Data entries
++++++++++++++++++++
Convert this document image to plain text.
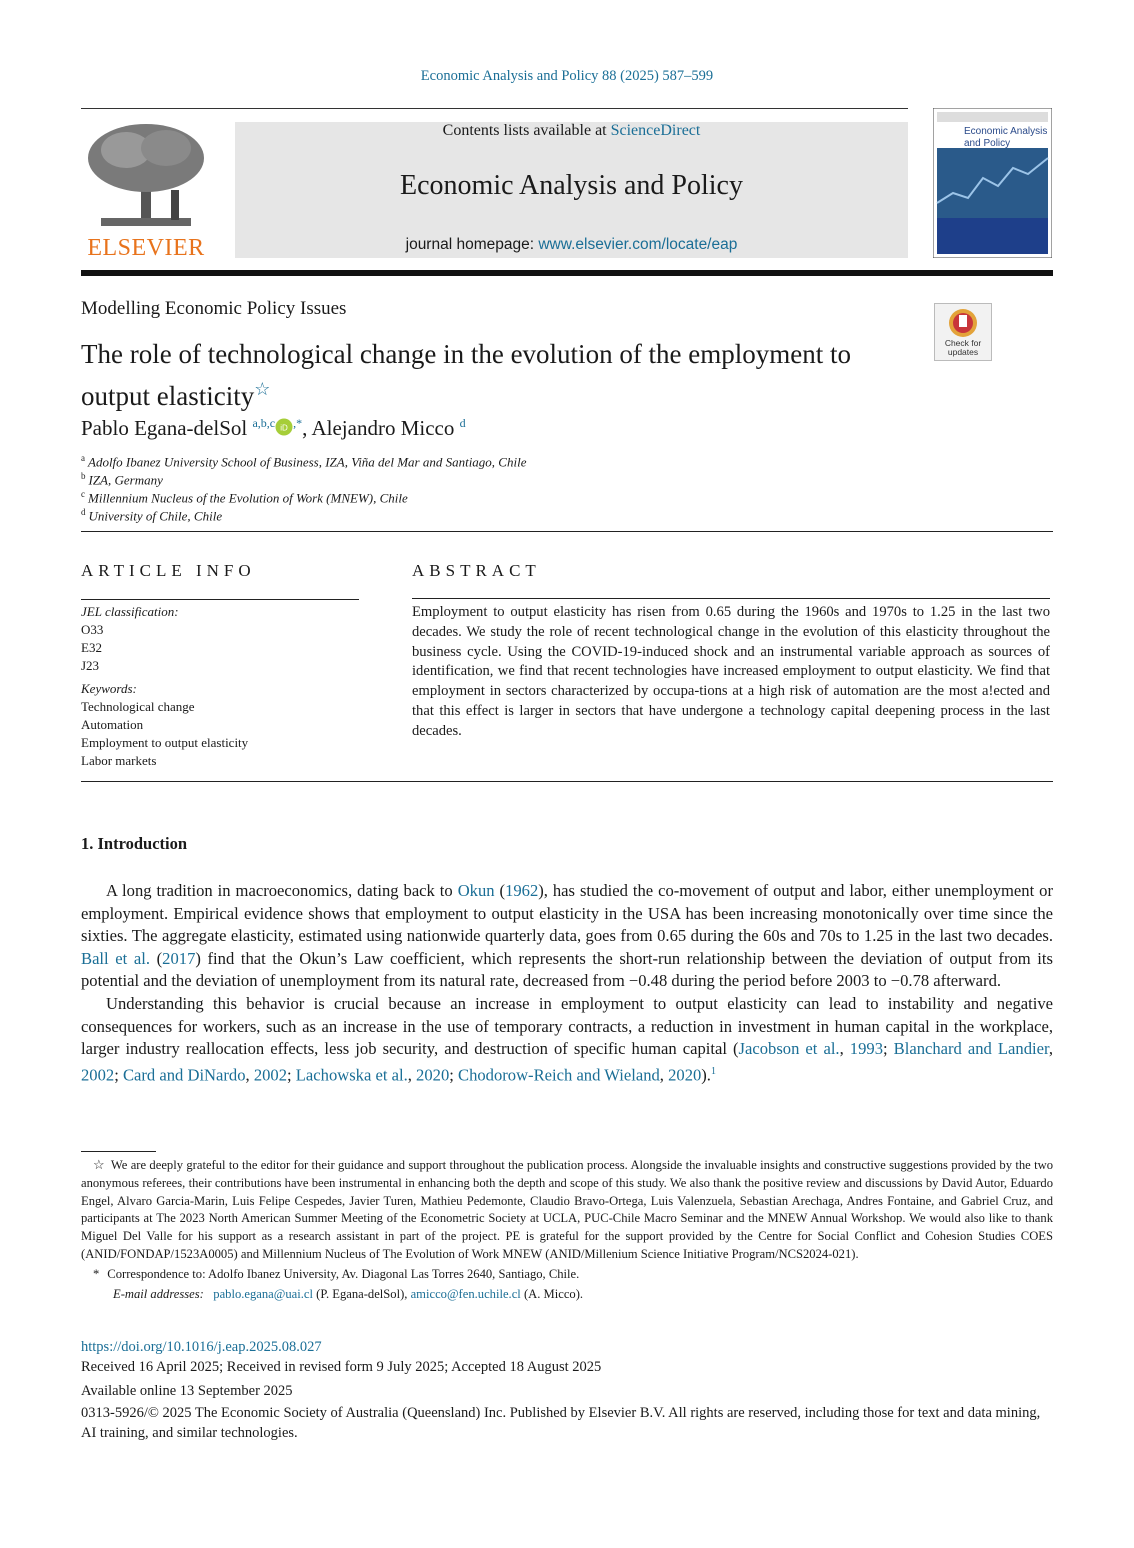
Economic Analysis and Policy 88 (2025) 587–599
ELSEVIER
Contents lists available at ScienceDirect
Economic Analysis and Policy
journal homepage: www.elsevier.com/locate/eap
Economic Analysis
and Policy
Modelling Economic Policy Issues
Check for
updates
The role of technological change in the evolution of the employment to output elasticity☆
Pablo Egana-delSol $^{a,b,c}$ iD ,*, Alejandro Micco $^d$
$^a$ Adolfo Ibanez University School of Business, IZA, Viña del Mar and Santiago, Chile
$^b$ IZA, Germany
$^c$ Millennium Nucleus of the Evolution of Work (MNEW), Chile
$^d$ University of Chile, Chile
ARTICLE INFO	ABSTRACT
JEL classification:
O33
E32
J23
Keywords:
Technological change
Automation
Employment to output elasticity
Labor markets
Employment to output elasticity has risen from 0.65 during the 1960s and 1970s to 1.25 in the last two decades. We study the role of recent technological change in the evolution of this elasticity throughout the business cycle. Using the COVID-19-induced shock and an instrumental variable approach as sources of identification, we find that recent technologies have increased employment to output elasticity. We find that employment in sectors characterized by occupa-tions at a high risk of automation are the most a!ected and that this effect is larger in sectors that have undergone a technology capital deepening process in the last decades.
1. Introduction

A long tradition in macroeconomics, dating back to Okun (1962), has studied the co-movement of output and labor, either unemployment or employment. Empirical evidence shows that employment to output elasticity in the USA has been increasing monotonically over time since the sixties. The aggregate elasticity, estimated using nationwide quarterly data, goes from 0.65 during the 60s and 70s to 1.25 in the last two decades. Ball et al. (2017) find that the Okun’s Law coefficient, which represents the short-run relationship between the deviation of output from its potential and the deviation of unemployment from its natural rate, decreased from −0.48 during the period before 2003 to −0.78 afterward.

Understanding this behavior is crucial because an increase in employment to output elasticity can lead to instability and negative consequences for workers, such as an increase in the use of temporary contracts, a reduction in investment in human capital in the workplace, larger industry reallocation effects, less job security, and destruction of specific human capital (Jacobson et al., 1993; Blanchard and Landier, 2002; Card and DiNardo, 2002; Lachowska et al., 2020; Chodorow-Reich and Wieland, 2020).$^1$

☆ We are deeply grateful to the editor for their guidance and support throughout the publication process. Alongside the invaluable insights and constructive suggestions provided by the two anonymous referees, their contributions have been instrumental in enhancing both the depth and scope of this study. We also thank the positive review and discussions by David Autor, Eduardo Engel, Alvaro Garcia-Marin, Luis Felipe Cespedes, Javier Turen, Mathieu Pedemonte, Claudio Bravo-Ortega, Luis Valenzuela, Sebastian Arechaga, Andres Fontaine, and Gabriel Cruz, and participants at The 2023 North American Summer Meeting of the Econometric Society at UCLA, PUC-Chile Macro Seminar and the MNEW Annual Workshop. We would also like to thank Miguel Del Valle for his support as a research assistant in part of the project. PE is grateful for the support provided by the Centre for Social Conflict and Cohesion Studies COES (ANID/FONDAP/1523A0005) and Millennium Nucleus of The Evolution of Work MNEW (ANID/Millenium Science Initiative Program/NCS2024-021).

* Correspondence to: Adolfo Ibanez University, Av. Diagonal Las Torres 2640, Santiago, Chile.

E-mail addresses: pablo.egana@uai.cl (P. Egana-delSol), amicco@fen.uchile.cl (A. Micco).

https://doi.org/10.1016/j.eap.2025.08.027
Received 16 April 2025; Received in revised form 9 July 2025; Accepted 18 August 2025
Available online 13 September 2025
0313-5926/© 2025 The Economic Society of Australia (Queensland) Inc. Published by Elsevier B.V. All rights are reserved, including those for text and data mining, AI training, and similar technologies.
++++++++++++++++++++
Requirements →
Copy out all lines that carry the word "Analysis".

Written answer →
Economic Analysis and Policy 88 (2025) 587–599
Economic Analysis and Policy
Economic Analysis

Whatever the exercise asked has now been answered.